Traduttore, traditore, comme le diraient les Italiens. Comment composer avec cela?
John : J’ai un collègue qui enseigne l’allemand à Yale qui étudie le phénomène du « Fürsprache », ce qui
signifie « parler pour, parler au nom de ». C’est en fait le mot grec « προφήτης » (prophétés), qui nous a
donné notre mot « prophète », celui qui parle au nom d’un autre et non pas seulement qui parle avant. Les
prophètes sont dangereux! Jésus lui-même l’a dit : « Prenez garde aux faux prophètes ». Un prophète
peut dire : « La nature me dit que je dois te tuer ou Dieu me dit que les femmes doivent porter certains
vêtements » ou quoi que ce soit.
François : Oui, ou « La situation dicte que nous fassions cela ». Cela dit, c’est la seule manière que nous
avons d’augmenter notre autorité, alors nous ne pouvons pas y échapper. Bien évidemment, il y a des
moments où nous abusons de ce principe, mais pourtant, quand les scientifiques veulent prouver quelque
chose, ils doivent bien parler au nom de leurs données, par exemple. C’est la malédiction de la
communication, pourrait-on dire.
Pour passer à Marvelous Clouds, dans ce livre, vous allez bien au-delà de la compréhension traditionnelle
des médias. Au moins depuis McLuhan et Innis, nous savons que les médias sont davantage que des
moyens de transférer la signification. Quelle est votre définition des médias, si vous en avez une?
John : Il s’avère que je viens de commencer un bref essai, « Qu’est-ce que n’est pas un médium », car je
me fais souvent poser la question. Évidemment, le livre a débuté lorsqu’un étudiant m’a posé une question,
à savoir si un nuage est un médium. J’ai essayé de répondre « oui ». Est-ce que tout est un médium? Bien
sûr que non, mais il est aussi vrai que tout peut être un médium. Ma définition des médias est qu’ils sont
au milieu et ce qui est au milieu dépend de la situation. Donc, les médias sont phénoménologiques, ils
sont propres à une espèce et à une situation. Dans certains cas, l’océan est un médium et dans d’autres
il ne l’est pas. C’est le propos de tout le chapitre. La mer est un médium d’une manière très différente pour
les humains, qui ont des bateaux et des vaisseaux pour les parcourir, que pour les dauphins, qui ont un
appareillage évolutionnaire naturel pour nager dans la mer sans infrastructure.

# [Documents fournis]

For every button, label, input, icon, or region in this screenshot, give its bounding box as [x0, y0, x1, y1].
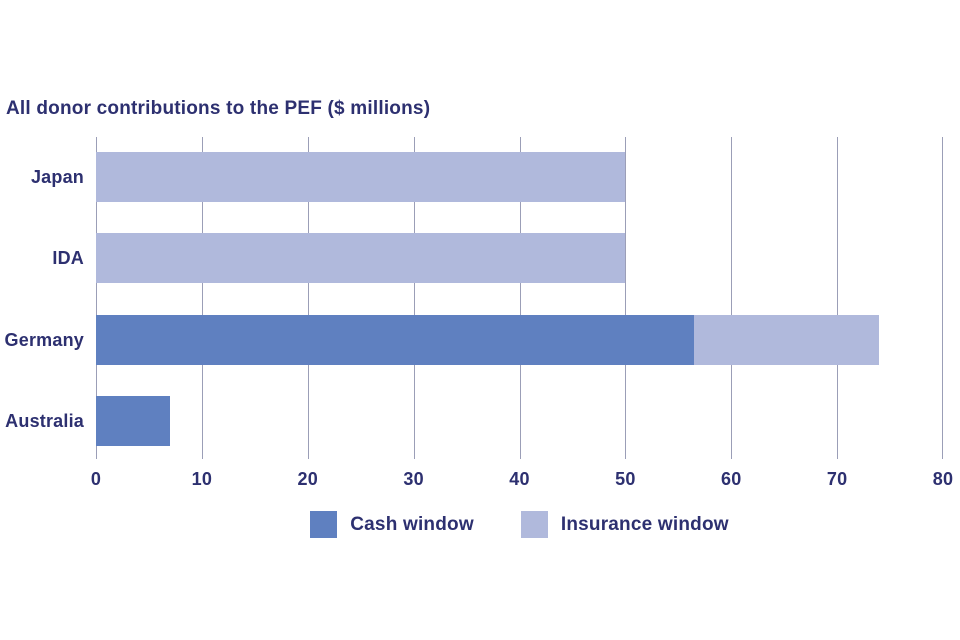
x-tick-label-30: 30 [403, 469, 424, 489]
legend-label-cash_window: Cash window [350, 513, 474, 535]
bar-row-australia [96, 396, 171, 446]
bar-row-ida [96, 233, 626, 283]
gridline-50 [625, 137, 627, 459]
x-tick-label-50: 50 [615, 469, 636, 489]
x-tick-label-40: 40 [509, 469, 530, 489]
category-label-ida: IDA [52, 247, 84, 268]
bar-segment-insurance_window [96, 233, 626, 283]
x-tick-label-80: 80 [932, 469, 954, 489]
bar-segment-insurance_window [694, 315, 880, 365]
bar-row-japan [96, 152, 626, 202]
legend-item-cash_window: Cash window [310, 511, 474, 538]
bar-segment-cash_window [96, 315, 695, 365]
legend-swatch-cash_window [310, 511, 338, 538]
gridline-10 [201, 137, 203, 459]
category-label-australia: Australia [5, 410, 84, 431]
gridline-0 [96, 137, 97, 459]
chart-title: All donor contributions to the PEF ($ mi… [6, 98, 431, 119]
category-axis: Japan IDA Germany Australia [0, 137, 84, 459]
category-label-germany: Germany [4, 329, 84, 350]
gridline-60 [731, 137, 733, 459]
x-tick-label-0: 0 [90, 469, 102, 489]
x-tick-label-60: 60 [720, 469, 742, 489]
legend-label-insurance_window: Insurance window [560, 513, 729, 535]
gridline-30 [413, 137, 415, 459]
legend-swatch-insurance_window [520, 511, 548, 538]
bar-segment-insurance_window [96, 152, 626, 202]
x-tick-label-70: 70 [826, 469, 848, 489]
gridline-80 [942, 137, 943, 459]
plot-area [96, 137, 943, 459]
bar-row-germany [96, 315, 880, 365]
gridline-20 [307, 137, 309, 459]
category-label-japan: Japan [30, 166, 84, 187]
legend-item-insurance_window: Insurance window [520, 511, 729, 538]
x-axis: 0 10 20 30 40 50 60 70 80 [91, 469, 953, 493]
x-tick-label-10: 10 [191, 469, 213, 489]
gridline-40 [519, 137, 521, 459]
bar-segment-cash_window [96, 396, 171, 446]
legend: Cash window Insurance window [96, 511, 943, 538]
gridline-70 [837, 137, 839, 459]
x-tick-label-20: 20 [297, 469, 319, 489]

# [Exercices à faire]
- A) Extrayez de l'entretien, tel quel, le passage qui s'ouvre sur les mots contenant "John : J’ai" et se ferme sur "que ce soit.".
- B) D'après l'entretien, quelle question d'un étudiant a été à l'origine du livre Marvelous Clouds ?

# [Réponses attendues]
- A)
John : J’ai un collègue qui enseigne l’allemand à Yale qui étudie le phénomène du « Fürsprache », ce qui
signifie « parler pour, parler au nom de ». C’est en fait le mot grec « προφήτης » (prophétés), qui nous a
donné notre mot « prophète », celui qui parle au nom d’un autre et non pas seulement qui parle avant. Les
prophètes sont dangereux! Jésus lui-même l’a dit : « Prenez garde aux faux prophètes ». Un prophète
peut dire : « La nature me dit que je dois te tuer ou Dieu me dit que les femmes doivent porter certains
vêtements » ou quoi que ce soit.

- B) Un étudiant lui a demandé si un nuage est un médium.